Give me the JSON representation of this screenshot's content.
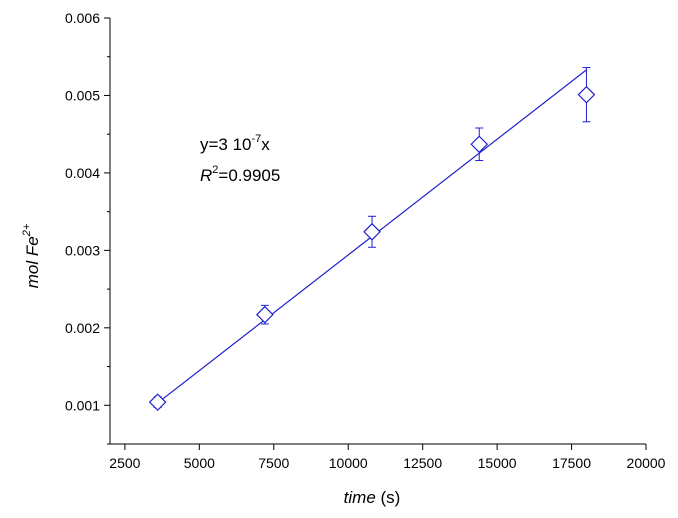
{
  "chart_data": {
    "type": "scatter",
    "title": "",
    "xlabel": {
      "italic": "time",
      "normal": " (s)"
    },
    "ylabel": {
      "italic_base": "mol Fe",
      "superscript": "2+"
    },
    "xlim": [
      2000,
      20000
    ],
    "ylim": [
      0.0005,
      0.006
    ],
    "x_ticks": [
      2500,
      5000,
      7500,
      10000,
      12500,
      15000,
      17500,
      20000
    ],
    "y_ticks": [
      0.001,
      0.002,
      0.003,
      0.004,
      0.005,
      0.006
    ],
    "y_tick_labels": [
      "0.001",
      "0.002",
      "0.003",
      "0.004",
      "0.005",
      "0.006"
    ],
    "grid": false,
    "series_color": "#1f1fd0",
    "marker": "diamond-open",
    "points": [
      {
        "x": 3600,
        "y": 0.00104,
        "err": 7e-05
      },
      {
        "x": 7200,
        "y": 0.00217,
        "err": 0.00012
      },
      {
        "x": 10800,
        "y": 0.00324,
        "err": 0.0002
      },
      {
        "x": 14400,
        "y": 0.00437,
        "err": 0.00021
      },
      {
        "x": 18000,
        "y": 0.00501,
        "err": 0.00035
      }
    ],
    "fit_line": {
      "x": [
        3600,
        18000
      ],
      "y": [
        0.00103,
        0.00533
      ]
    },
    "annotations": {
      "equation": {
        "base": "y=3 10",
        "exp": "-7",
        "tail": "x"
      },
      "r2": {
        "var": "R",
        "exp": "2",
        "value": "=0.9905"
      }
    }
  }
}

________________________________________

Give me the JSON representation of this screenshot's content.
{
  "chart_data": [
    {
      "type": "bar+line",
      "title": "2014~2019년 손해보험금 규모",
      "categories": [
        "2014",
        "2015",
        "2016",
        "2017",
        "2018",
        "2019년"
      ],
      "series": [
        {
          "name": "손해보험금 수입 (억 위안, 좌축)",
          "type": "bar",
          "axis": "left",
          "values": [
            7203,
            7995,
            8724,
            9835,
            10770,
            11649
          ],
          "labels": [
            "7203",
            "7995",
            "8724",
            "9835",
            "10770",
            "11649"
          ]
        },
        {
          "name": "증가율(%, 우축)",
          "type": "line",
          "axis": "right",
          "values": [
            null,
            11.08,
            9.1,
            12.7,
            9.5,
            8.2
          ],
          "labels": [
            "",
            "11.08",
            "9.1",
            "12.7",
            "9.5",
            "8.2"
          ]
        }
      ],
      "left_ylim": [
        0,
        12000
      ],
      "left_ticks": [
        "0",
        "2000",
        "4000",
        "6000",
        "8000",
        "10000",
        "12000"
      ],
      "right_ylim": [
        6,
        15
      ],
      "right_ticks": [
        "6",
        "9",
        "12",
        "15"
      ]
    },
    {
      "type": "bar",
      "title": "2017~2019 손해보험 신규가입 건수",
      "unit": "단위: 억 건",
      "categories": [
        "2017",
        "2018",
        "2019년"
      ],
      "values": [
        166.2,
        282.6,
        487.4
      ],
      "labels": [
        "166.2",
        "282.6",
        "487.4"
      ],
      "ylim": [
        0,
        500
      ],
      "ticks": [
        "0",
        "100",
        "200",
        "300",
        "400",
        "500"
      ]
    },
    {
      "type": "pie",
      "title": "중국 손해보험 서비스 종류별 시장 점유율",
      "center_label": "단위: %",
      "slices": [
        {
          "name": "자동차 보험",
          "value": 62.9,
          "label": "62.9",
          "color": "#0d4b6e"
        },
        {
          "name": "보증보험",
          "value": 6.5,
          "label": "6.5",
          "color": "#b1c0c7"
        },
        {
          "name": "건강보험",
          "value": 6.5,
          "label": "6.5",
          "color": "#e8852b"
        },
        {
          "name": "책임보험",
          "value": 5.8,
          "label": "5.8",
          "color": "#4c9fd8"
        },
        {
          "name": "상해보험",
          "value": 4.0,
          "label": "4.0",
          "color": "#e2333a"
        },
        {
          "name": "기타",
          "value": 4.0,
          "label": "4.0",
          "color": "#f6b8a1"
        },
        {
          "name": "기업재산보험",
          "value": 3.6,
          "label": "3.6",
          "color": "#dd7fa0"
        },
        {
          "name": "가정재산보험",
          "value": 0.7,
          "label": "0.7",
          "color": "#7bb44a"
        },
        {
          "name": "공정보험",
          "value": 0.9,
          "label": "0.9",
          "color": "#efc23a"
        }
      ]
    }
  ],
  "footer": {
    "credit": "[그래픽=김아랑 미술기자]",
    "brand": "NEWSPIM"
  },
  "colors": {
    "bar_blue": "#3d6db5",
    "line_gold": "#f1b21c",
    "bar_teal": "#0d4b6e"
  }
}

________________________________________

▶ PROBLEM TO WORK ON: Above are the records. Identify each line that contains the word "type".

▶ TASK RESULT:
    "type": "scatter",
      "type": "bar+line",
          "type": "bar",
          "type": "line",
      "type": "bar",
      "type": "pie",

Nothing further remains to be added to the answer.